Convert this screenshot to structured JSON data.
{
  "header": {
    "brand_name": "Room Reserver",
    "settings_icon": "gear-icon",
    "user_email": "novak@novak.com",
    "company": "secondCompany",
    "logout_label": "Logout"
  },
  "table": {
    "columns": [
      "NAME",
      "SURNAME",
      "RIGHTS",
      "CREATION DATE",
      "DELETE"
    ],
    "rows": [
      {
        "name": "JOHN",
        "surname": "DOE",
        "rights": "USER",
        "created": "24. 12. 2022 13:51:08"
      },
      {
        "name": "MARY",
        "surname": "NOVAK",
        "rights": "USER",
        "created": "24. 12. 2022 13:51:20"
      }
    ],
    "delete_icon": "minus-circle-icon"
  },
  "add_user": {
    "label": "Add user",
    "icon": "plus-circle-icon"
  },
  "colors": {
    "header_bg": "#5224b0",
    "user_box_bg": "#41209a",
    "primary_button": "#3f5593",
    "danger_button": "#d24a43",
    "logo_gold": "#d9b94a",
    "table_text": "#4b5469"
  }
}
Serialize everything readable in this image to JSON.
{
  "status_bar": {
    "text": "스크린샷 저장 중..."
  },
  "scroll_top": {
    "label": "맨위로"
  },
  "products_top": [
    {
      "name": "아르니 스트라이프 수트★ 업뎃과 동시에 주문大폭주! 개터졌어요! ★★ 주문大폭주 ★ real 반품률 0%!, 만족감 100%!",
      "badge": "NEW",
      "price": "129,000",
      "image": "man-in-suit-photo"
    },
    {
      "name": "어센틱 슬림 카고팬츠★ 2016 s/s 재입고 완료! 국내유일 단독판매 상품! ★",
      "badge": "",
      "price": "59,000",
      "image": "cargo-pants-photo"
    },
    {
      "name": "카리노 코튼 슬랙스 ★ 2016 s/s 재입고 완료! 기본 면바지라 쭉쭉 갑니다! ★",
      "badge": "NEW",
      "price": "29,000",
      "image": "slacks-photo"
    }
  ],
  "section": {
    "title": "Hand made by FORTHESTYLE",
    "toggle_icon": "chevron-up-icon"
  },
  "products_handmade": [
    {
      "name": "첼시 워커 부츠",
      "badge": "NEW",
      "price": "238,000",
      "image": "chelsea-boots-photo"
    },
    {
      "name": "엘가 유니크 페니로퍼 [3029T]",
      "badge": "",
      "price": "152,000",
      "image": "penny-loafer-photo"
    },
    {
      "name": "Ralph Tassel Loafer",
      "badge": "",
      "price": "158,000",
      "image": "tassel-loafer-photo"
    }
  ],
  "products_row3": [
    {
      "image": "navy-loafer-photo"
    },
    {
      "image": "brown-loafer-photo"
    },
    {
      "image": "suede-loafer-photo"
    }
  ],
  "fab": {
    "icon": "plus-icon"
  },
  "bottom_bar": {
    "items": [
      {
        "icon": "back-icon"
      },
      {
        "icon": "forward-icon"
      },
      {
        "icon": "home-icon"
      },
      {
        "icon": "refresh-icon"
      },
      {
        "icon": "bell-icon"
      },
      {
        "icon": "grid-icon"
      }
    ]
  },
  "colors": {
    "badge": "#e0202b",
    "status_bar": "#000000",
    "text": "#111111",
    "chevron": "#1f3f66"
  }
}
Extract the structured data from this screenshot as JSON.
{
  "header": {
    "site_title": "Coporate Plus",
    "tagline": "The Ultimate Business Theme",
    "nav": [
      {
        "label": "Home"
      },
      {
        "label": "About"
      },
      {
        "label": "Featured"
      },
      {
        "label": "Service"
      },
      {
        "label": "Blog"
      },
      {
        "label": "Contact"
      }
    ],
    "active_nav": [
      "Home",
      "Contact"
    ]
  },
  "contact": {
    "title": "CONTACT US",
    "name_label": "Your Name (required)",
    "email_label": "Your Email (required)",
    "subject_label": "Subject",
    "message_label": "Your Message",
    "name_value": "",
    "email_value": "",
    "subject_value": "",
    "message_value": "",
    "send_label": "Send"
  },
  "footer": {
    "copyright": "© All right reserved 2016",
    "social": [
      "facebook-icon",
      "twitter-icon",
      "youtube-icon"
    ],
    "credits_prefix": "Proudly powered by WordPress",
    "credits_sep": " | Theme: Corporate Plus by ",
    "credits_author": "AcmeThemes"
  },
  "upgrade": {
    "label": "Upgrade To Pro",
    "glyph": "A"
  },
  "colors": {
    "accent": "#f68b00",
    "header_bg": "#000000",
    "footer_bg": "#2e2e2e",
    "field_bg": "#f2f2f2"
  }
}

=== The task ===
Repeat the material word for word, in full.

=== Finished answer ===
Convert this screenshot to structured JSON data.
{
  "header": {
    "brand_name": "Room Reserver",
    "settings_icon": "gear-icon",
    "user_email": "novak@novak.com",
    "company": "secondCompany",
    "logout_label": "Logout"
  },
  "table": {
    "columns": [
      "NAME",
      "SURNAME",
      "RIGHTS",
      "CREATION DATE",
      "DELETE"
    ],
    "rows": [
      {
        "name": "JOHN",
        "surname": "DOE",
        "rights": "USER",
        "created": "24. 12. 2022 13:51:08"
      },
      {
        "name": "MARY",
        "surname": "NOVAK",
        "rights": "USER",
        "created": "24. 12. 2022 13:51:20"
      }
    ],
    "delete_icon": "minus-circle-icon"
  },
  "add_user": {
    "label": "Add user",
    "icon": "plus-circle-icon"
  },
  "colors": {
    "header_bg": "#5224b0",
    "user_box_bg": "#41209a",
    "primary_button": "#3f5593",
    "danger_button": "#d24a43",
    "logo_gold": "#d9b94a",
    "table_text": "#4b5469"
  }
}
Serialize everything readable in this image to JSON.
{
  "status_bar": {
    "text": "스크린샷 저장 중..."
  },
  "scroll_top": {
    "label": "맨위로"
  },
  "products_top": [
    {
      "name": "아르니 스트라이프 수트★ 업뎃과 동시에 주문大폭주! 개터졌어요! ★★ 주문大폭주 ★ real 반품률 0%!, 만족감 100%!",
      "badge": "NEW",
      "price": "129,000",
      "image": "man-in-suit-photo"
    },
    {
      "name": "어센틱 슬림 카고팬츠★ 2016 s/s 재입고 완료! 국내유일 단독판매 상품! ★",
      "badge": "",
      "price": "59,000",
      "image": "cargo-pants-photo"
    },
    {
      "name": "카리노 코튼 슬랙스 ★ 2016 s/s 재입고 완료! 기본 면바지라 쭉쭉 갑니다! ★",
      "badge": "NEW",
      "price": "29,000",
      "image": "slacks-photo"
    }
  ],
  "section": {
    "title": "Hand made by FORTHESTYLE",
    "toggle_icon": "chevron-up-icon"
  },
  "products_handmade": [
    {
      "name": "첼시 워커 부츠",
      "badge": "NEW",
      "price": "238,000",
      "image": "chelsea-boots-photo"
    },
    {
      "name": "엘가 유니크 페니로퍼 [3029T]",
      "badge": "",
      "price": "152,000",
      "image": "penny-loafer-photo"
    },
    {
      "name": "Ralph Tassel Loafer",
      "badge": "",
      "price": "158,000",
      "image": "tassel-loafer-photo"
    }
  ],
  "products_row3": [
    {
      "image": "navy-loafer-photo"
    },
    {
      "image": "brown-loafer-photo"
    },
    {
      "image": "suede-loafer-photo"
    }
  ],
  "fab": {
    "icon": "plus-icon"
  },
  "bottom_bar": {
    "items": [
      {
        "icon": "back-icon"
      },
      {
        "icon": "forward-icon"
      },
      {
        "icon": "home-icon"
      },
      {
        "icon": "refresh-icon"
      },
      {
        "icon": "bell-icon"
      },
      {
        "icon": "grid-icon"
      }
    ]
  },
  "colors": {
    "badge": "#e0202b",
    "status_bar": "#000000",
    "text": "#111111",
    "chevron": "#1f3f66"
  }
}
Extract the structured data from this screenshot as JSON.
{
  "header": {
    "site_title": "Coporate Plus",
    "tagline": "The Ultimate Business Theme",
    "nav": [
      {
        "label": "Home"
      },
      {
        "label": "About"
      },
      {
        "label": "Featured"
      },
      {
        "label": "Service"
      },
      {
        "label": "Blog"
      },
      {
        "label": "Contact"
      }
    ],
    "active_nav": [
      "Home",
      "Contact"
    ]
  },
  "contact": {
    "title": "CONTACT US",
    "name_label": "Your Name (required)",
    "email_label": "Your Email (required)",
    "subject_label": "Subject",
    "message_label": "Your Message",
    "name_value": "",
    "email_value": "",
    "subject_value": "",
    "message_value": "",
    "send_label": "Send"
  },
  "footer": {
    "copyright": "© All right reserved 2016",
    "social": [
      "facebook-icon",
      "twitter-icon",
      "youtube-icon"
    ],
    "credits_prefix": "Proudly powered by WordPress",
    "credits_sep": " | Theme: Corporate Plus by ",
    "credits_author": "AcmeThemes"
  },
  "upgrade": {
    "label": "Upgrade To Pro",
    "glyph": "A"
  },
  "colors": {
    "accent": "#f68b00",
    "header_bg": "#000000",
    "footer_bg": "#2e2e2e",
    "field_bg": "#f2f2f2"
  }
}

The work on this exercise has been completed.